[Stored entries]
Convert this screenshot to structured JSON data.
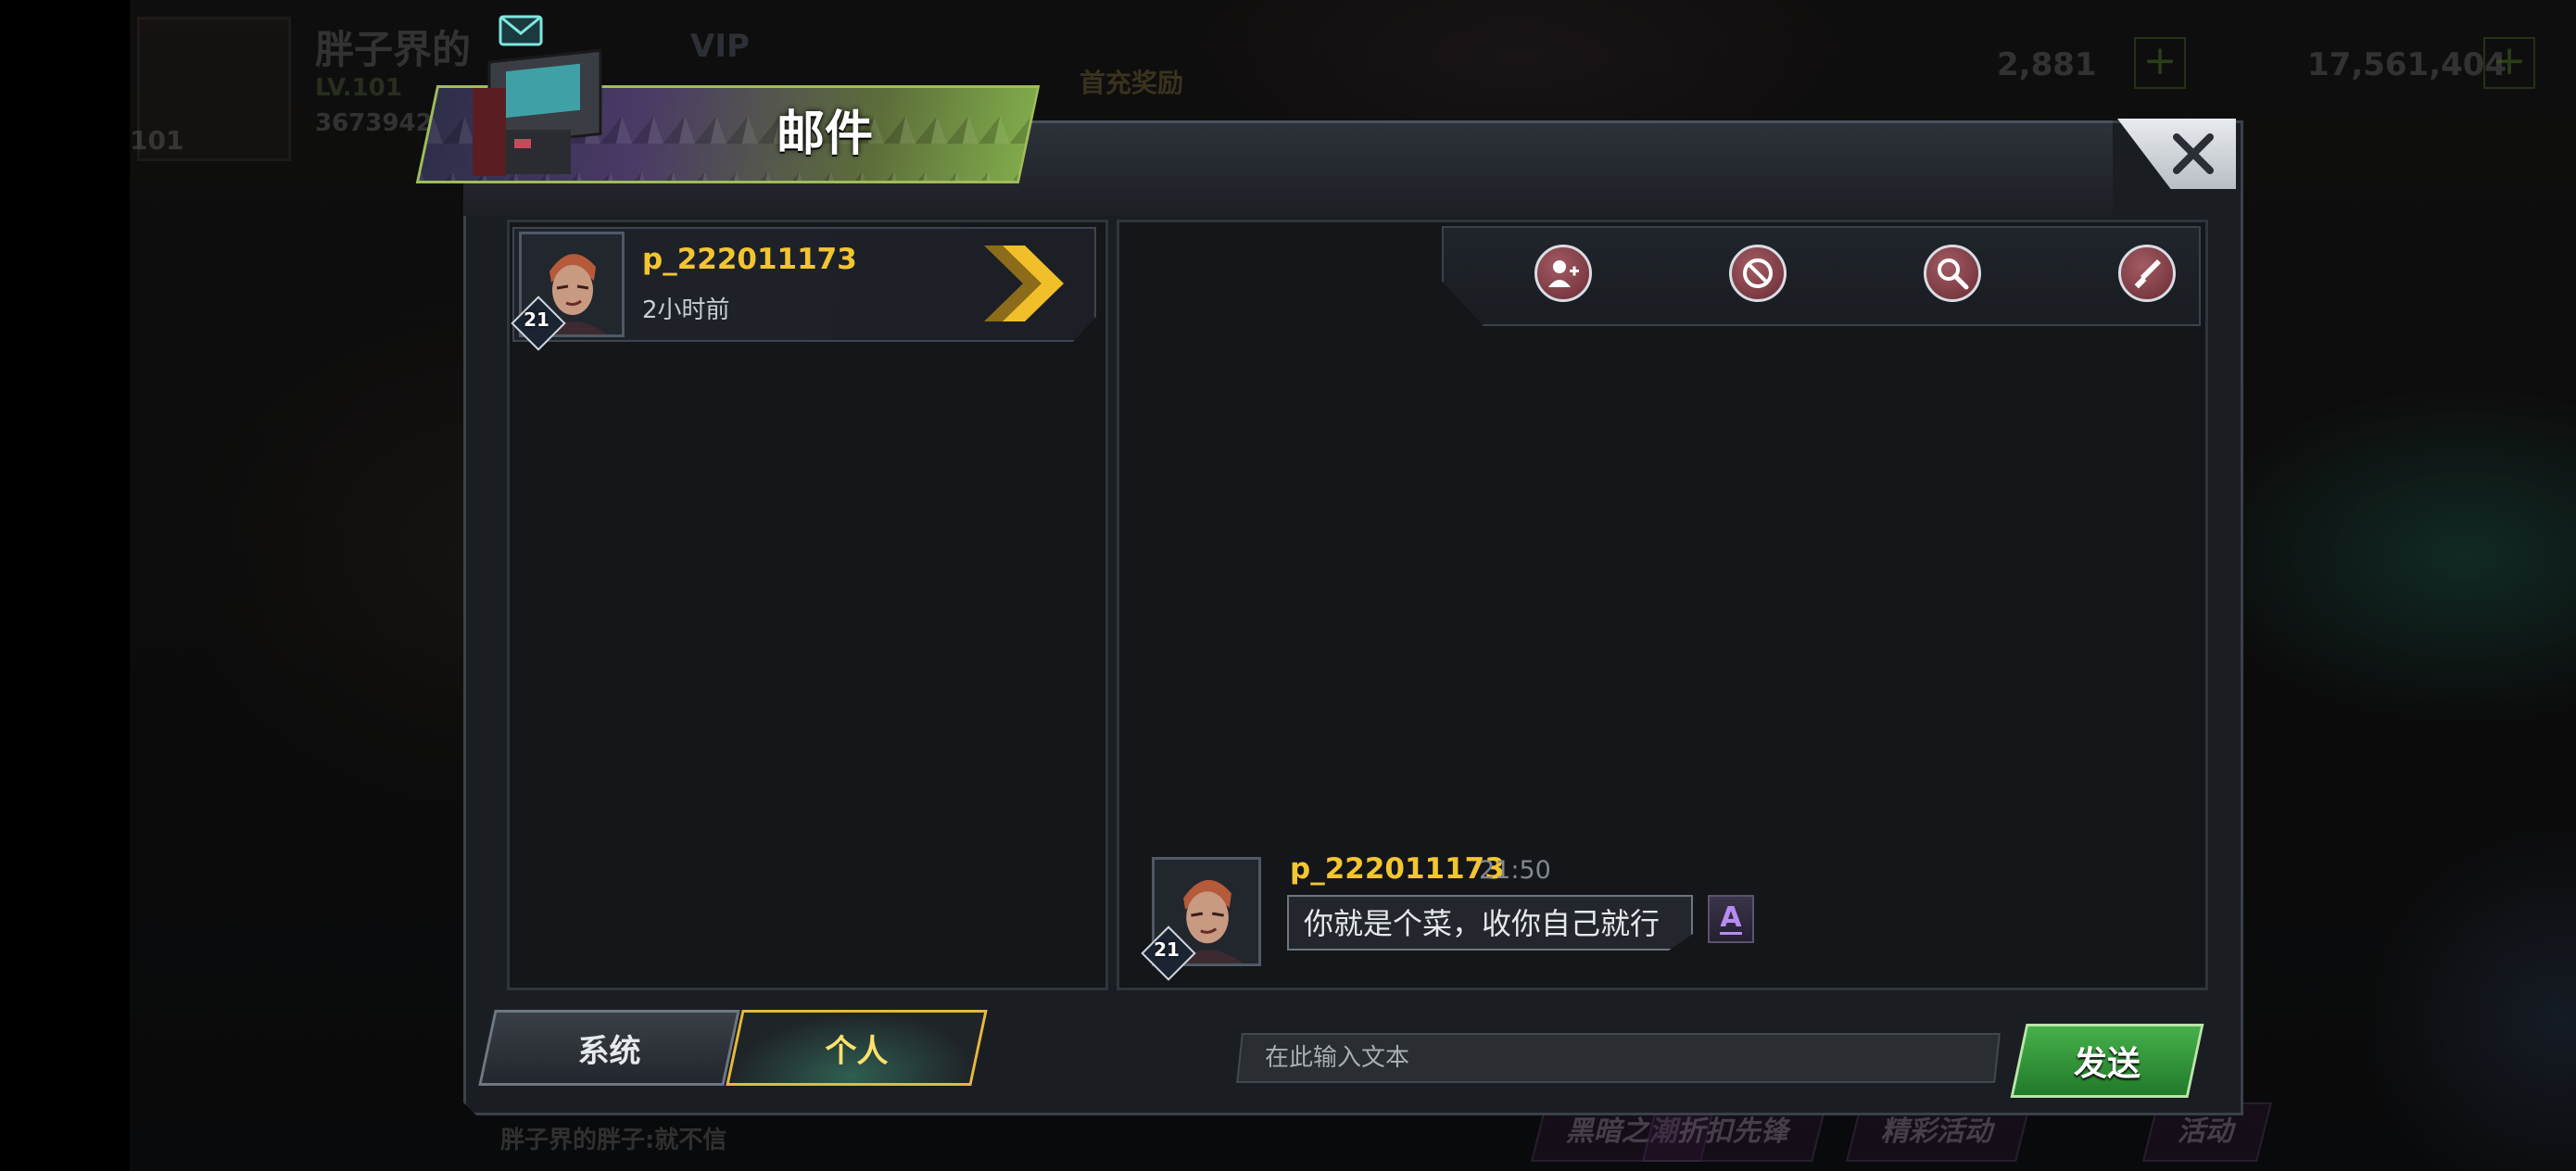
{
  "background_hud": {
    "player_name": "胖子界的",
    "player_level": "LV.101",
    "player_id": "3673942",
    "level_badge": "101",
    "vip": "VIP",
    "first_charge": "首充奖励",
    "currency_1": "2,881",
    "currency_2": "17,561,404",
    "chat_preview": "胖子界的胖子:就不信",
    "bottom_buttons": [
      "黑暗之潮",
      "折扣先锋",
      "精彩活动",
      "活动"
    ]
  },
  "dialog": {
    "title": "邮件",
    "close_label": "✕"
  },
  "mail_list": [
    {
      "sender": "p_222011173",
      "time_ago": "2小时前",
      "level": "21"
    }
  ],
  "toolbar": {
    "buttons": [
      "add-friend",
      "block",
      "search",
      "report"
    ]
  },
  "conversation": {
    "messages": [
      {
        "sender": "p_222011173",
        "time": "21:50",
        "text": "你就是个菜，收你自己就行",
        "level": "21",
        "translate_label": "A"
      }
    ]
  },
  "tabs": {
    "system": "系统",
    "personal": "个人",
    "active": "personal"
  },
  "composer": {
    "placeholder": "在此输入文本",
    "value": "",
    "send_label": "发送"
  },
  "colors": {
    "name_gold": "#f3c531",
    "accent_green": "#46b04a",
    "tab_active_border": "#e5b93a",
    "tool_button": "#8a3f49"
  }
}
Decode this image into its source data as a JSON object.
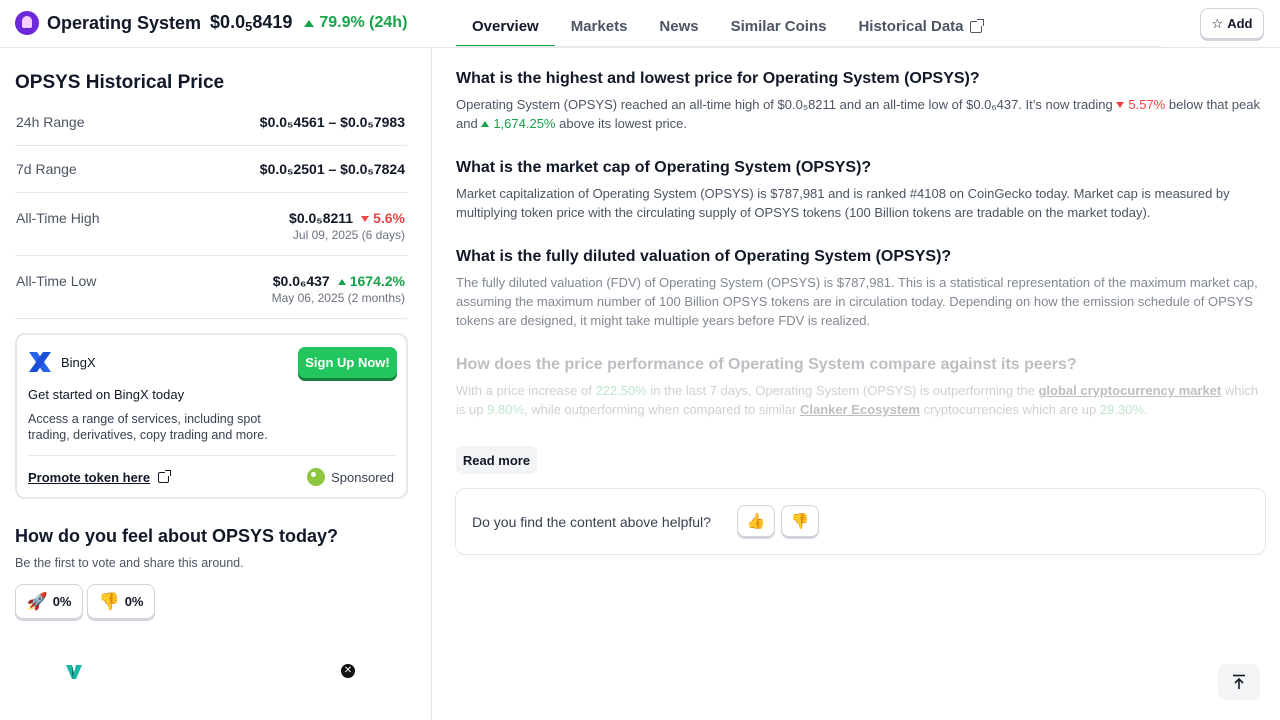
{
  "header": {
    "coin_name": "Operating System",
    "price_prefix": "$0.0",
    "price_sub": "5",
    "price_rest": "8419",
    "change": "79.9% (24h)"
  },
  "tabs": [
    {
      "label": "Overview",
      "active": true
    },
    {
      "label": "Markets"
    },
    {
      "label": "News"
    },
    {
      "label": "Similar Coins"
    },
    {
      "label": "Historical Data"
    }
  ],
  "add_button": {
    "label": "Add",
    "icon": "star-icon"
  },
  "history": {
    "title": "OPSYS Historical Price",
    "rows": [
      {
        "label": "24h Range",
        "value": "$0.0₅4561 – $0.0₅7983"
      },
      {
        "label": "7d Range",
        "value": "$0.0₅2501 – $0.0₅7824"
      },
      {
        "label": "All-Time High",
        "value": "$0.0₅8211",
        "change": "5.6%",
        "date": "Jul 09, 2025 (6 days)"
      },
      {
        "label": "All-Time Low",
        "value": "$0.0₆437",
        "change": "1674.2%",
        "date": "May 06, 2025 (2 months)"
      }
    ]
  },
  "ad": {
    "brand": "BingX",
    "cta": "Sign Up Now!",
    "headline": "Get started on BingX today",
    "description": "Access a range of services, including spot trading, derivatives, copy trading and more.",
    "promote": "Promote token here",
    "sponsored": "Sponsored"
  },
  "sentiment": {
    "title": "How do you feel about OPSYS today?",
    "subtitle": "Be the first to vote and share this around.",
    "bullish": "0%",
    "bearish": "0%"
  },
  "faq": [
    {
      "q": "What is the highest and lowest price for Operating System (OPSYS)?",
      "a_pre": "Operating System (OPSYS) reached an all-time high of $0.0₅8211 and an all-time low of $0.0₆437. It’s now trading",
      "a_down": "5.57%",
      "a_mid": "below that peak and",
      "a_up": "1,674.25%",
      "a_post": "above its lowest price."
    },
    {
      "q": "What is the market cap of Operating System (OPSYS)?",
      "a": "Market capitalization of Operating System (OPSYS) is $787,981 and is ranked #4108 on CoinGecko today. Market cap is measured by multiplying token price with the circulating supply of OPSYS tokens (100 Billion tokens are tradable on the market today)."
    },
    {
      "q": "What is the fully diluted valuation of Operating System (OPSYS)?",
      "a": "The fully diluted valuation (FDV) of Operating System (OPSYS) is $787,981. This is a statistical representation of the maximum market cap, assuming the maximum number of 100 Billion OPSYS tokens are in circulation today. Depending on how the emission schedule of OPSYS tokens are designed, it might take multiple years before FDV is realized."
    },
    {
      "q": "How does the price performance of Operating System compare against its peers?",
      "a_1": "With a price increase of",
      "a_pct1": "222.50%",
      "a_2": "in the last 7 days, Operating System (OPSYS) is outperforming the",
      "a_link1": "global cryptocurrency market",
      "a_3": "which is up",
      "a_pct2": "9.80%",
      "a_4": ", while outperforming when compared to similar",
      "a_link2": "Clanker Ecosystem",
      "a_5": "cryptocurrencies which are up",
      "a_pct3": "29.30%",
      "a_6": "."
    }
  ],
  "read_more": "Read more",
  "feedback": {
    "question": "Do you find the content above helpful?",
    "yes": "👍",
    "no": "👎"
  },
  "colors": {
    "accent": "#16a34a",
    "down": "#ef4444",
    "signup": "#22c55e",
    "logo": "#6d28d9"
  }
}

TASK DESCRIPTION: Reproduce the whole listing above word for word, but not its pictures.

EXPECTED ANSWER:
Convert this screenshot to structured JSON data.
{
  "background_hud": {
    "player_name": "胖子界的",
    "player_level": "LV.101",
    "player_id": "3673942",
    "level_badge": "101",
    "vip": "VIP",
    "first_charge": "首充奖励",
    "currency_1": "2,881",
    "currency_2": "17,561,404",
    "chat_preview": "胖子界的胖子:就不信",
    "bottom_buttons": [
      "黑暗之潮",
      "折扣先锋",
      "精彩活动",
      "活动"
    ]
  },
  "dialog": {
    "title": "邮件",
    "close_label": "✕"
  },
  "mail_list": [
    {
      "sender": "p_222011173",
      "time_ago": "2小时前",
      "level": "21"
    }
  ],
  "toolbar": {
    "buttons": [
      "add-friend",
      "block",
      "search",
      "report"
    ]
  },
  "conversation": {
    "messages": [
      {
        "sender": "p_222011173",
        "time": "21:50",
        "text": "你就是个菜，收你自己就行",
        "level": "21",
        "translate_label": "A"
      }
    ]
  },
  "tabs": {
    "system": "系统",
    "personal": "个人",
    "active": "personal"
  },
  "composer": {
    "placeholder": "在此输入文本",
    "value": "",
    "send_label": "发送"
  },
  "colors": {
    "name_gold": "#f3c531",
    "accent_green": "#46b04a",
    "tab_active_border": "#e5b93a",
    "tool_button": "#8a3f49"
  }
}
Decode this image into its source data as a JSON object.
{
  "header": {
    "coin_name": "Operating System",
    "price_prefix": "$0.0",
    "price_sub": "5",
    "price_rest": "8419",
    "change": "79.9% (24h)"
  },
  "tabs": [
    {
      "label": "Overview",
      "active": true
    },
    {
      "label": "Markets"
    },
    {
      "label": "News"
    },
    {
      "label": "Similar Coins"
    },
    {
      "label": "Historical Data"
    }
  ],
  "add_button": {
    "label": "Add",
    "icon": "star-icon"
  },
  "history": {
    "title": "OPSYS Historical Price",
    "rows": [
      {
        "label": "24h Range",
        "value": "$0.0₅4561 – $0.0₅7983"
      },
      {
        "label": "7d Range",
        "value": "$0.0₅2501 – $0.0₅7824"
      },
      {
        "label": "All-Time High",
        "value": "$0.0₅8211",
        "change": "5.6%",
        "date": "Jul 09, 2025 (6 days)"
      },
      {
        "label": "All-Time Low",
        "value": "$0.0₆437",
        "change": "1674.2%",
        "date": "May 06, 2025 (2 months)"
      }
    ]
  },
  "ad": {
    "brand": "BingX",
    "cta": "Sign Up Now!",
    "headline": "Get started on BingX today",
    "description": "Access a range of services, including spot trading, derivatives, copy trading and more.",
    "promote": "Promote token here",
    "sponsored": "Sponsored"
  },
  "sentiment": {
    "title": "How do you feel about OPSYS today?",
    "subtitle": "Be the first to vote and share this around.",
    "bullish": "0%",
    "bearish": "0%"
  },
  "faq": [
    {
      "q": "What is the highest and lowest price for Operating System (OPSYS)?",
      "a_pre": "Operating System (OPSYS) reached an all-time high of $0.0₅8211 and an all-time low of $0.0₆437. It’s now trading",
      "a_down": "5.57%",
      "a_mid": "below that peak and",
      "a_up": "1,674.25%",
      "a_post": "above its lowest price."
    },
    {
      "q": "What is the market cap of Operating System (OPSYS)?",
      "a": "Market capitalization of Operating System (OPSYS) is $787,981 and is ranked #4108 on CoinGecko today. Market cap is measured by multiplying token price with the circulating supply of OPSYS tokens (100 Billion tokens are tradable on the market today)."
    },
    {
      "q": "What is the fully diluted valuation of Operating System (OPSYS)?",
      "a": "The fully diluted valuation (FDV) of Operating System (OPSYS) is $787,981. This is a statistical representation of the maximum market cap, assuming the maximum number of 100 Billion OPSYS tokens are in circulation today. Depending on how the emission schedule of OPSYS tokens are designed, it might take multiple years before FDV is realized."
    },
    {
      "q": "How does the price performance of Operating System compare against its peers?",
      "a_1": "With a price increase of",
      "a_pct1": "222.50%",
      "a_2": "in the last 7 days, Operating System (OPSYS) is outperforming the",
      "a_link1": "global cryptocurrency market",
      "a_3": "which is up",
      "a_pct2": "9.80%",
      "a_4": ", while outperforming when compared to similar",
      "a_link2": "Clanker Ecosystem",
      "a_5": "cryptocurrencies which are up",
      "a_pct3": "29.30%",
      "a_6": "."
    }
  ],
  "read_more": "Read more",
  "feedback": {
    "question": "Do you find the content above helpful?",
    "yes": "👍",
    "no": "👎"
  },
  "colors": {
    "accent": "#16a34a",
    "down": "#ef4444",
    "signup": "#22c55e",
    "logo": "#6d28d9"
  }
}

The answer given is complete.